### What you will do
Write out each record below exactly, but not the pictures.
** Opening Record excerpts block **
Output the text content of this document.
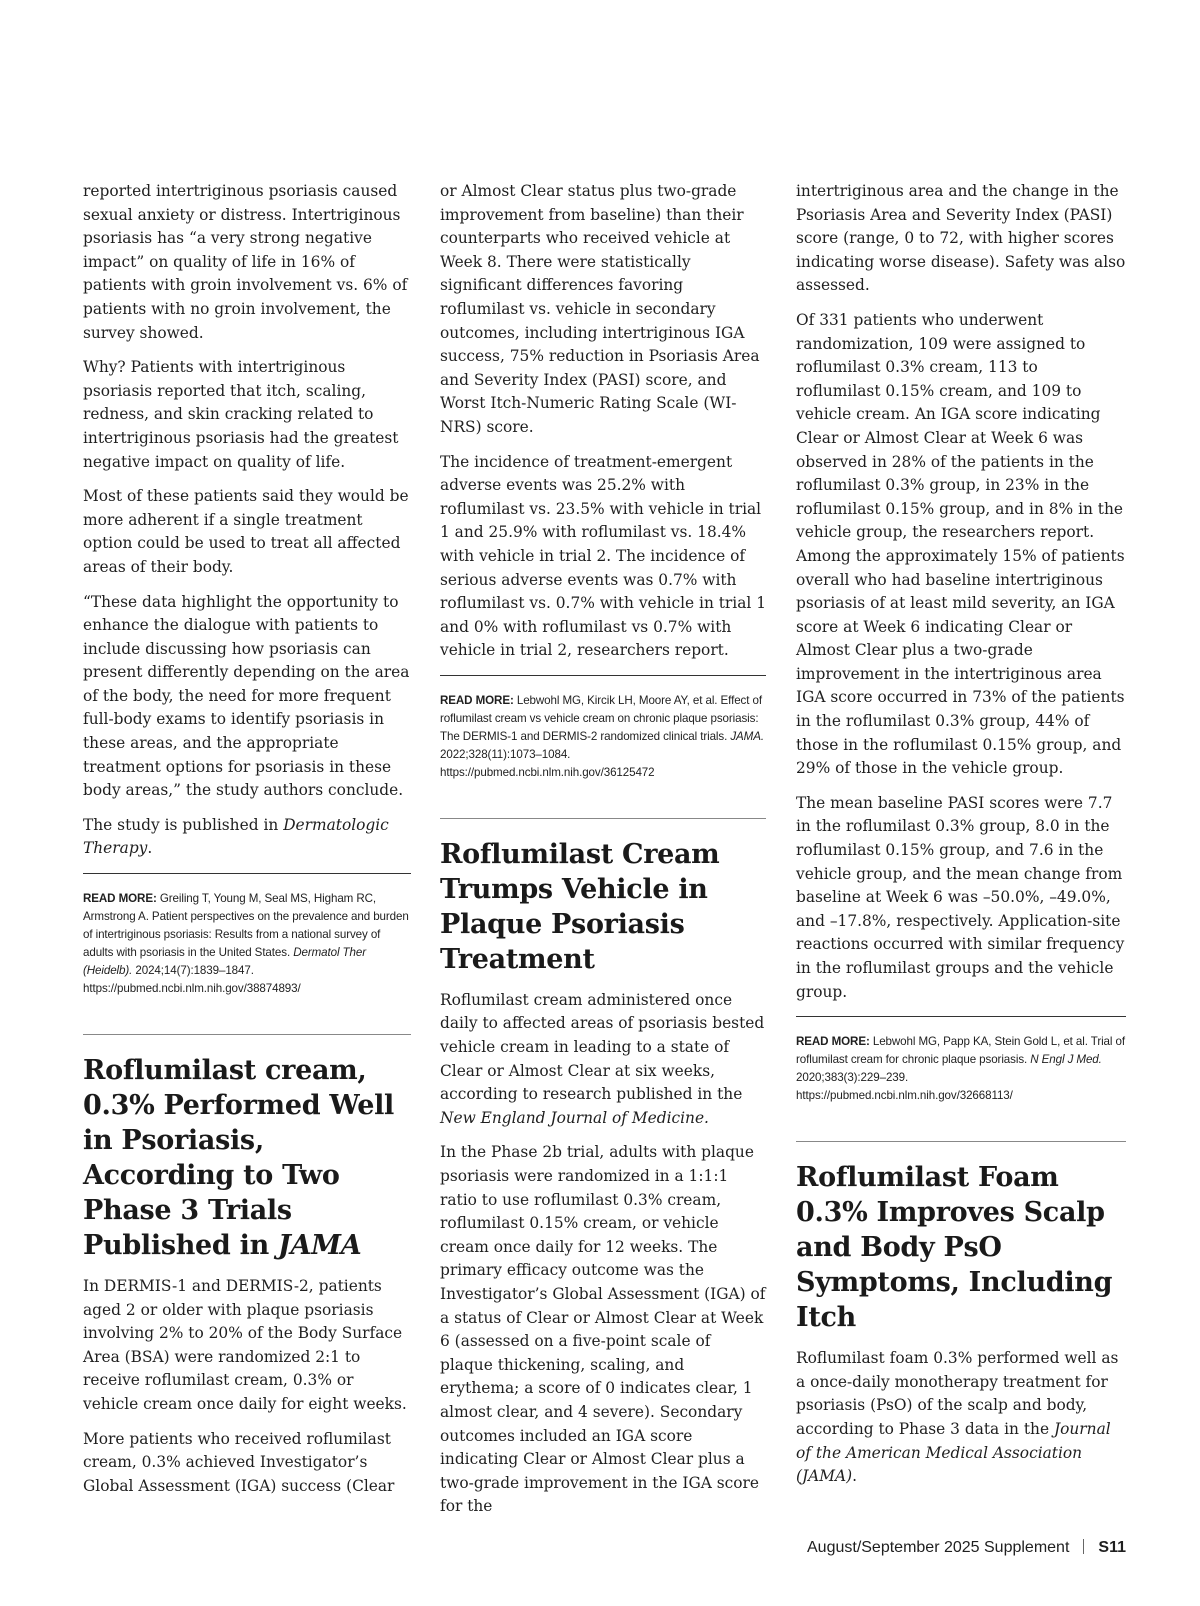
reported intertriginous psoriasis caused sexual anxiety or distress. Intertriginous psoriasis has “a very strong negative impact” on quality of life in 16% of patients with groin involvement vs. 6% of patients with no groin involvement, the survey showed.

Why? Patients with intertriginous psoriasis reported that itch, scaling, redness, and skin cracking related to intertriginous psoriasis had the greatest negative impact on quality of life.

Most of these patients said they would be more adherent if a single treatment option could be used to treat all affected areas of their body.

“These data highlight the opportunity to enhance the dialogue with patients to include discussing how psoriasis can present differently depending on the area of the body, the need for more frequent full-body exams to identify psoriasis in these areas, and the appropriate treatment options for psoriasis in these body areas,” the study authors conclude.

The study is published in Dermatologic Therapy.

READ MORE: Greiling T, Young M, Seal MS, Higham RC, Armstrong A. Patient perspectives on the prevalence and burden of intertriginous psoriasis: Results from a national survey of adults with psoriasis in the United States. Dermatol Ther (Heidelb). 2024;14(7):1839–1847. https://pubmed.ncbi.nlm.nih.gov/38874893/

Roflumilast cream, 0.3% Performed Well in Psoriasis, According to Two Phase 3 Trials Published in JAMA

In DERMIS-1 and DERMIS-2, patients aged 2 or older with plaque psoriasis involving 2% to 20% of the Body Surface Area (BSA) were randomized 2:1 to receive roflumilast cream, 0.3% or vehicle cream once daily for eight weeks.

More patients who received roflumilast cream, 0.3% achieved Investigator’s Global Assessment (IGA) success (Clear

or Almost Clear status plus two-grade improvement from baseline) than their counterparts who received vehicle at Week 8. There were statistically significant differences favoring roflumilast vs. vehicle in secondary outcomes, including intertriginous IGA success, 75% reduction in Psoriasis Area and Severity Index (PASI) score, and Worst Itch-Numeric Rating Scale (WI-NRS) score.

The incidence of treatment-emergent adverse events was 25.2% with roflumilast vs. 23.5% with vehicle in trial 1 and 25.9% with roflumilast vs. 18.4% with vehicle in trial 2. The incidence of serious adverse events was 0.7% with roflumilast vs. 0.7% with vehicle in trial 1 and 0% with roflumilast vs 0.7% with vehicle in trial 2, researchers report.

READ MORE: Lebwohl MG, Kircik LH, Moore AY, et al. Effect of roflumilast cream vs vehicle cream on chronic plaque psoriasis: The DERMIS-1 and DERMIS-2 randomized clinical trials. JAMA. 2022;328(11):1073–1084. https://pubmed.ncbi.nlm.nih.gov/36125472

Roflumilast Cream Trumps Vehicle in Plaque Psoriasis Treatment

Roflumilast cream administered once daily to affected areas of psoriasis bested vehicle cream in leading to a state of Clear or Almost Clear at six weeks, according to research published in the New England Journal of Medicine.

In the Phase 2b trial, adults with plaque psoriasis were randomized in a 1:1:1 ratio to use roflumilast 0.3% cream, roflumilast 0.15% cream, or vehicle cream once daily for 12 weeks. The primary efficacy outcome was the Investigator’s Global Assessment (IGA) of a status of Clear or Almost Clear at Week 6 (assessed on a five-point scale of plaque thickening, scaling, and erythema; a score of 0 indicates clear, 1 almost clear, and 4 severe). Secondary outcomes included an IGA score indicating Clear or Almost Clear plus a two-grade improvement in the IGA score for the

intertriginous area and the change in the Psoriasis Area and Severity Index (PASI) score (range, 0 to 72, with higher scores indicating worse disease). Safety was also assessed.

Of 331 patients who underwent randomization, 109 were assigned to roflumilast 0.3% cream, 113 to roflumilast 0.15% cream, and 109 to vehicle cream. An IGA score indicating Clear or Almost Clear at Week 6 was observed in 28% of the patients in the roflumilast 0.3% group, in 23% in the roflumilast 0.15% group, and in 8% in the vehicle group, the researchers report. Among the approximately 15% of patients overall who had baseline intertriginous psoriasis of at least mild severity, an IGA score at Week 6 indicating Clear or Almost Clear plus a two-grade improvement in the intertriginous area IGA score occurred in 73% of the patients in the roflumilast 0.3% group, 44% of those in the roflumilast 0.15% group, and 29% of those in the vehicle group.

The mean baseline PASI scores were 7.7 in the roflumilast 0.3% group, 8.0 in the roflumilast 0.15% group, and 7.6 in the vehicle group, and the mean change from baseline at Week 6 was –50.0%, –49.0%, and –17.8%, respectively. Application-site reactions occurred with similar frequency in the roflumilast groups and the vehicle group.

READ MORE: Lebwohl MG, Papp KA, Stein Gold L, et al. Trial of roflumilast cream for chronic plaque psoriasis. N Engl J Med. 2020;383(3):229–239. https://pubmed.ncbi.nlm.nih.gov/32668113/

Roflumilast Foam 0.3% Improves Scalp and Body PsO Symptoms, Including Itch

Roflumilast foam 0.3% performed well as a once-daily monotherapy treatment for psoriasis (PsO) of the scalp and body, according to Phase 3 data in the Journal of the American Medical Association (JAMA).

August/September 2025 Supplement S11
** Closing Record excerpts block **
### Final answer
Output the text content of this document.
reported intertriginous psoriasis caused sexual anxiety or distress. Intertriginous psoriasis has “a very strong negative impact” on quality of life in 16% of patients with groin involvement vs. 6% of patients with no groin involvement, the survey showed.

Why? Patients with intertriginous psoriasis reported that itch, scaling, redness, and skin cracking related to intertriginous psoriasis had the greatest negative impact on quality of life.

Most of these patients said they would be more adherent if a single treatment option could be used to treat all affected areas of their body.

“These data highlight the opportunity to enhance the dialogue with patients to include discussing how psoriasis can present differently depending on the area of the body, the need for more frequent full-body exams to identify psoriasis in these areas, and the appropriate treatment options for psoriasis in these body areas,” the study authors conclude.

The study is published in Dermatologic Therapy.

READ MORE: Greiling T, Young M, Seal MS, Higham RC, Armstrong A. Patient perspectives on the prevalence and burden of intertriginous psoriasis: Results from a national survey of adults with psoriasis in the United States. Dermatol Ther (Heidelb). 2024;14(7):1839–1847. https://pubmed.ncbi.nlm.nih.gov/38874893/

Roflumilast cream, 0.3% Performed Well in Psoriasis, According to Two Phase 3 Trials Published in JAMA

In DERMIS-1 and DERMIS-2, patients aged 2 or older with plaque psoriasis involving 2% to 20% of the Body Surface Area (BSA) were randomized 2:1 to receive roflumilast cream, 0.3% or vehicle cream once daily for eight weeks.

More patients who received roflumilast cream, 0.3% achieved Investigator’s Global Assessment (IGA) success (Clear

or Almost Clear status plus two-grade improvement from baseline) than their counterparts who received vehicle at Week 8. There were statistically significant differences favoring roflumilast vs. vehicle in secondary outcomes, including intertriginous IGA success, 75% reduction in Psoriasis Area and Severity Index (PASI) score, and Worst Itch-Numeric Rating Scale (WI-NRS) score.

The incidence of treatment-emergent adverse events was 25.2% with roflumilast vs. 23.5% with vehicle in trial 1 and 25.9% with roflumilast vs. 18.4% with vehicle in trial 2. The incidence of serious adverse events was 0.7% with roflumilast vs. 0.7% with vehicle in trial 1 and 0% with roflumilast vs 0.7% with vehicle in trial 2, researchers report.

READ MORE: Lebwohl MG, Kircik LH, Moore AY, et al. Effect of roflumilast cream vs vehicle cream on chronic plaque psoriasis: The DERMIS-1 and DERMIS-2 randomized clinical trials. JAMA. 2022;328(11):1073–1084. https://pubmed.ncbi.nlm.nih.gov/36125472

Roflumilast Cream Trumps Vehicle in Plaque Psoriasis Treatment

Roflumilast cream administered once daily to affected areas of psoriasis bested vehicle cream in leading to a state of Clear or Almost Clear at six weeks, according to research published in the New England Journal of Medicine.

In the Phase 2b trial, adults with plaque psoriasis were randomized in a 1:1:1 ratio to use roflumilast 0.3% cream, roflumilast 0.15% cream, or vehicle cream once daily for 12 weeks. The primary efficacy outcome was the Investigator’s Global Assessment (IGA) of a status of Clear or Almost Clear at Week 6 (assessed on a five-point scale of plaque thickening, scaling, and erythema; a score of 0 indicates clear, 1 almost clear, and 4 severe). Secondary outcomes included an IGA score indicating Clear or Almost Clear plus a two-grade improvement in the IGA score for the

intertriginous area and the change in the Psoriasis Area and Severity Index (PASI) score (range, 0 to 72, with higher scores indicating worse disease). Safety was also assessed.

Of 331 patients who underwent randomization, 109 were assigned to roflumilast 0.3% cream, 113 to roflumilast 0.15% cream, and 109 to vehicle cream. An IGA score indicating Clear or Almost Clear at Week 6 was observed in 28% of the patients in the roflumilast 0.3% group, in 23% in the roflumilast 0.15% group, and in 8% in the vehicle group, the researchers report. Among the approximately 15% of patients overall who had baseline intertriginous psoriasis of at least mild severity, an IGA score at Week 6 indicating Clear or Almost Clear plus a two-grade improvement in the intertriginous area IGA score occurred in 73% of the patients in the roflumilast 0.3% group, 44% of those in the roflumilast 0.15% group, and 29% of those in the vehicle group.

The mean baseline PASI scores were 7.7 in the roflumilast 0.3% group, 8.0 in the roflumilast 0.15% group, and 7.6 in the vehicle group, and the mean change from baseline at Week 6 was –50.0%, –49.0%, and –17.8%, respectively. Application-site reactions occurred with similar frequency in the roflumilast groups and the vehicle group.

READ MORE: Lebwohl MG, Papp KA, Stein Gold L, et al. Trial of roflumilast cream for chronic plaque psoriasis. N Engl J Med. 2020;383(3):229–239. https://pubmed.ncbi.nlm.nih.gov/32668113/

Roflumilast Foam 0.3% Improves Scalp and Body PsO Symptoms, Including Itch

Roflumilast foam 0.3% performed well as a once-daily monotherapy treatment for psoriasis (PsO) of the scalp and body, according to Phase 3 data in the Journal of the American Medical Association (JAMA).

August/September 2025 Supplement S11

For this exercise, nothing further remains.